---------- Excerpted data ----------
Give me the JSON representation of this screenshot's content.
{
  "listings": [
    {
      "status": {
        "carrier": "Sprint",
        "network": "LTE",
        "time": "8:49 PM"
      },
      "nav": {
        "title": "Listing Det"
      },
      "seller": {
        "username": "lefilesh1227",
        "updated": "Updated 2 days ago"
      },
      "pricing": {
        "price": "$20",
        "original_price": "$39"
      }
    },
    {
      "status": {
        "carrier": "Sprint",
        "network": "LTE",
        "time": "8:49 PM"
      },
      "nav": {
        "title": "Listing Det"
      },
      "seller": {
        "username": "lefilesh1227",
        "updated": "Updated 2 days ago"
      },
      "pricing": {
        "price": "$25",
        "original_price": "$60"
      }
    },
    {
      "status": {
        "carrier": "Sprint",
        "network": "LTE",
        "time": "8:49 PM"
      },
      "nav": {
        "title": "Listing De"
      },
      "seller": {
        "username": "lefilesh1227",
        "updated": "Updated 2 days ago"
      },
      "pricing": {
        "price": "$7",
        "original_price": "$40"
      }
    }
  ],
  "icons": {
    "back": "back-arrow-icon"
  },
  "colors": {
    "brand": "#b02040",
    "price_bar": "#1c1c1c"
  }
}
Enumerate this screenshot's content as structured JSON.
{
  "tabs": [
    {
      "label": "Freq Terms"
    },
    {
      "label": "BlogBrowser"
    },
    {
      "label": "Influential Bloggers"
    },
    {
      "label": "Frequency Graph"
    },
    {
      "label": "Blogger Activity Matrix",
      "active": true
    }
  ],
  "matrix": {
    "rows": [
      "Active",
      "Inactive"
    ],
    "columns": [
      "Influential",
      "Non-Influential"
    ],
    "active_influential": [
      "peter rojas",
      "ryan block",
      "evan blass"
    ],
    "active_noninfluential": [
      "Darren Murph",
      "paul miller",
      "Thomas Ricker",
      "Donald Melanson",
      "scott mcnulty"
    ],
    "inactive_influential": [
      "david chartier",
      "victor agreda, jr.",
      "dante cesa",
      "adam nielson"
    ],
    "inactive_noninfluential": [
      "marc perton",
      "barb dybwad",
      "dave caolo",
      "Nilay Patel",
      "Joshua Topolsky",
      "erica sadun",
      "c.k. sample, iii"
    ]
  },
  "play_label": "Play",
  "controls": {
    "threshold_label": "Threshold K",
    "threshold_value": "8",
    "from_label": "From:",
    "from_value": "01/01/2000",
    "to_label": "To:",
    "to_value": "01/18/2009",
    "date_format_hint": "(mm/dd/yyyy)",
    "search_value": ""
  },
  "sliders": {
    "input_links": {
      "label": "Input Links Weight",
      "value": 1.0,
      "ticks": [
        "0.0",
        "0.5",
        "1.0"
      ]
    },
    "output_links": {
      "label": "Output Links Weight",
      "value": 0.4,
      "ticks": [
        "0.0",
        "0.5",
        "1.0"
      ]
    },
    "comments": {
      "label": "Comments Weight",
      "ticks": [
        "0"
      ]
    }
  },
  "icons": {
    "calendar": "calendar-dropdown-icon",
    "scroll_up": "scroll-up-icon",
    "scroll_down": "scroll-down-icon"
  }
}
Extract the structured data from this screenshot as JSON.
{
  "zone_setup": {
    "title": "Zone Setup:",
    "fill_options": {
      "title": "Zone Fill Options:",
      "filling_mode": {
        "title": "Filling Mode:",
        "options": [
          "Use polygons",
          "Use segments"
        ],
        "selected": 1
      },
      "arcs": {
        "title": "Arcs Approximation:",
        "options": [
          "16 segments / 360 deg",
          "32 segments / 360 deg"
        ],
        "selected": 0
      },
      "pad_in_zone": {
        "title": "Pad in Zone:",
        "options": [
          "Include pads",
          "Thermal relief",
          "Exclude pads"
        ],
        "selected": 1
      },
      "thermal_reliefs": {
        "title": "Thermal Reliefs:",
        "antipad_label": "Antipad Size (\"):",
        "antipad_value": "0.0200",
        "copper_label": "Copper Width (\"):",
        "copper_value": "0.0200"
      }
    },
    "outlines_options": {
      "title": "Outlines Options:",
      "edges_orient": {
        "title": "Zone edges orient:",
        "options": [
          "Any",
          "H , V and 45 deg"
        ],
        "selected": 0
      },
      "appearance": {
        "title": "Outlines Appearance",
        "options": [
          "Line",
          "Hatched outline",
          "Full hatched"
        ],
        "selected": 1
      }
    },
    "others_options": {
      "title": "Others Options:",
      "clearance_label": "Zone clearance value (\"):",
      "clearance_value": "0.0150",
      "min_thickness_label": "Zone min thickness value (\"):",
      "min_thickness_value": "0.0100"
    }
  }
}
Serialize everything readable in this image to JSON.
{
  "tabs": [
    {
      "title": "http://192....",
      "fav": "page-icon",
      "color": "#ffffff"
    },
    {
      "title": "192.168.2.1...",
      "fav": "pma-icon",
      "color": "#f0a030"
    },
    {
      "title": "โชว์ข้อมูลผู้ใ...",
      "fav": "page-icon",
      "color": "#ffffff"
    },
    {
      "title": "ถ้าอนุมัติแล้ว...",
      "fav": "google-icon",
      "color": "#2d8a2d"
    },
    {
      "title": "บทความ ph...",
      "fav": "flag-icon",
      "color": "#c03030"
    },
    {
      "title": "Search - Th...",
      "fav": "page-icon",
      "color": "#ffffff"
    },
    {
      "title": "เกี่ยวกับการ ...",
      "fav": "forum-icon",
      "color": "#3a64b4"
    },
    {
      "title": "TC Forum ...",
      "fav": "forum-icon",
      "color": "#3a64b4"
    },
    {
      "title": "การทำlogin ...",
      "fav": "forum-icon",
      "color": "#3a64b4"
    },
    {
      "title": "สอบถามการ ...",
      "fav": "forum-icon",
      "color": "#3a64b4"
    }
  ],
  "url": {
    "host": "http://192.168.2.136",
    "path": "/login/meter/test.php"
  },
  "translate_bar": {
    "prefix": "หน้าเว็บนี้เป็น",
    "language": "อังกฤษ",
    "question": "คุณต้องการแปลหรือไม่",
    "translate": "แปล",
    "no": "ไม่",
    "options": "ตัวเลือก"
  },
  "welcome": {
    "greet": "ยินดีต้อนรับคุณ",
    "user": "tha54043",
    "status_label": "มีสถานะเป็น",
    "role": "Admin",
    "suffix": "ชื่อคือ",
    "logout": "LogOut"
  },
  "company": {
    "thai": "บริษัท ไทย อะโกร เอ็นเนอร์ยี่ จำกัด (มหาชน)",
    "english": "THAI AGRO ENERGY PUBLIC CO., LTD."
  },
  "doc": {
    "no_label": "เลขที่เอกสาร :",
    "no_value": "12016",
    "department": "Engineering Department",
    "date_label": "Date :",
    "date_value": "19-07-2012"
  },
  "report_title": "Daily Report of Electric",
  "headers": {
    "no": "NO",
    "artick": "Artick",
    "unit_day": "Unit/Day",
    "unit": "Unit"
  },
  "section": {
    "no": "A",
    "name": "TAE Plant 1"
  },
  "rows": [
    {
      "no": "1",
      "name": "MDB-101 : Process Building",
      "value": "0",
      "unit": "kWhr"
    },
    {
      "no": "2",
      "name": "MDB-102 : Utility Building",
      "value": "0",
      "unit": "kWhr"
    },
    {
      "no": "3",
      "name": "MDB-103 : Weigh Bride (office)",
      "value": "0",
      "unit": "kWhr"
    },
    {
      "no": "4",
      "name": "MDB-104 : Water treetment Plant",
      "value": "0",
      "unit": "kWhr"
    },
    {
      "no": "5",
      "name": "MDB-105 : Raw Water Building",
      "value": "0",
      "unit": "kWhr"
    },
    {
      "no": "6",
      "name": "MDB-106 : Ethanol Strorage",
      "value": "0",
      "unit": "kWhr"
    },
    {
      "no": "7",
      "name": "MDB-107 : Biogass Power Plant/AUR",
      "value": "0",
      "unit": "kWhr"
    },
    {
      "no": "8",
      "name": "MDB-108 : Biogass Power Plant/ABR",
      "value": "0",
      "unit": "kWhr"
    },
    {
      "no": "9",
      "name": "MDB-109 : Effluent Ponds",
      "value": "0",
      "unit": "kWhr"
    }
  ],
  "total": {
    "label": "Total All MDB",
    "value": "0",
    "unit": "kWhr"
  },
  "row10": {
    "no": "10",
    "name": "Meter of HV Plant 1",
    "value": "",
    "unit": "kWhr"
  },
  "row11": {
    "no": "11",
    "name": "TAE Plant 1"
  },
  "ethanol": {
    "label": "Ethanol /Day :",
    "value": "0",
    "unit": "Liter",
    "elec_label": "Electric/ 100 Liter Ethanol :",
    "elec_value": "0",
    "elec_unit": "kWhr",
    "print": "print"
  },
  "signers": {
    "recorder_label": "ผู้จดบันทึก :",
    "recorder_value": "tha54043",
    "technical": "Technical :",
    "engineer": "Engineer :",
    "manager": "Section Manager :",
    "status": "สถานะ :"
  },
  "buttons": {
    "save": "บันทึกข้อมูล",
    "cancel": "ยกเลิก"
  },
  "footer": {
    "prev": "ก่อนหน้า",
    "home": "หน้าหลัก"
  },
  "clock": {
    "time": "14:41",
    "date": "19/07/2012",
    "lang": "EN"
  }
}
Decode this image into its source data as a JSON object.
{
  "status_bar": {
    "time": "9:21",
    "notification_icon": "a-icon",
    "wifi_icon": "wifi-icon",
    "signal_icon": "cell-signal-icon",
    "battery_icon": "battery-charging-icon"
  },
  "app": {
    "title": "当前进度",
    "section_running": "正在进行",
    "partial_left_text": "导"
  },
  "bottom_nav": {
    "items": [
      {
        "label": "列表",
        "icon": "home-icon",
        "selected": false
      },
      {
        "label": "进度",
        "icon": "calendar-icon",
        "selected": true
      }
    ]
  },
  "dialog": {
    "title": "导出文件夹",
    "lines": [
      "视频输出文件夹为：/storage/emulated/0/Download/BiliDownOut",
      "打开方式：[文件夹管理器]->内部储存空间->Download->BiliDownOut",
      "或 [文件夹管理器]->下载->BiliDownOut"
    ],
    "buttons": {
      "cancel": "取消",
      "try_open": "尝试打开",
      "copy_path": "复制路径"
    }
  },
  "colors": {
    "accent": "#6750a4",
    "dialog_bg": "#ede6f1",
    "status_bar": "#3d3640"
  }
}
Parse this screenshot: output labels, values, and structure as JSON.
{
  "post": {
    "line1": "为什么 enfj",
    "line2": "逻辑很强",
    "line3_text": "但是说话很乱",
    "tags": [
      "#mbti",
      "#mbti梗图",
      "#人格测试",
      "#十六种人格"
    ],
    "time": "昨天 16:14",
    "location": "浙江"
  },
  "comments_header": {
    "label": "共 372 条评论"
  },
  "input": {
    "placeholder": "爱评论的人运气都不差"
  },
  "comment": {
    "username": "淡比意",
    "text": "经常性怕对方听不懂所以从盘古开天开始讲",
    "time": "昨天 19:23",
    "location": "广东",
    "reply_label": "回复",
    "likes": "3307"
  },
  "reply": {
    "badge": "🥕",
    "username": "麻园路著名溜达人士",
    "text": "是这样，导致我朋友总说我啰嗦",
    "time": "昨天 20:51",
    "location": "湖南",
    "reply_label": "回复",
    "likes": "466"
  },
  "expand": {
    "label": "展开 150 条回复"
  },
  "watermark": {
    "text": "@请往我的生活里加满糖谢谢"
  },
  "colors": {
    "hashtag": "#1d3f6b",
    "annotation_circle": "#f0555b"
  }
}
----------
Problem statement >> In the entries above, locate every line with the word "calendar" and copy it.

The answer >>
    "calendar": "calendar-dropdown-icon",
        "icon": "calendar-icon",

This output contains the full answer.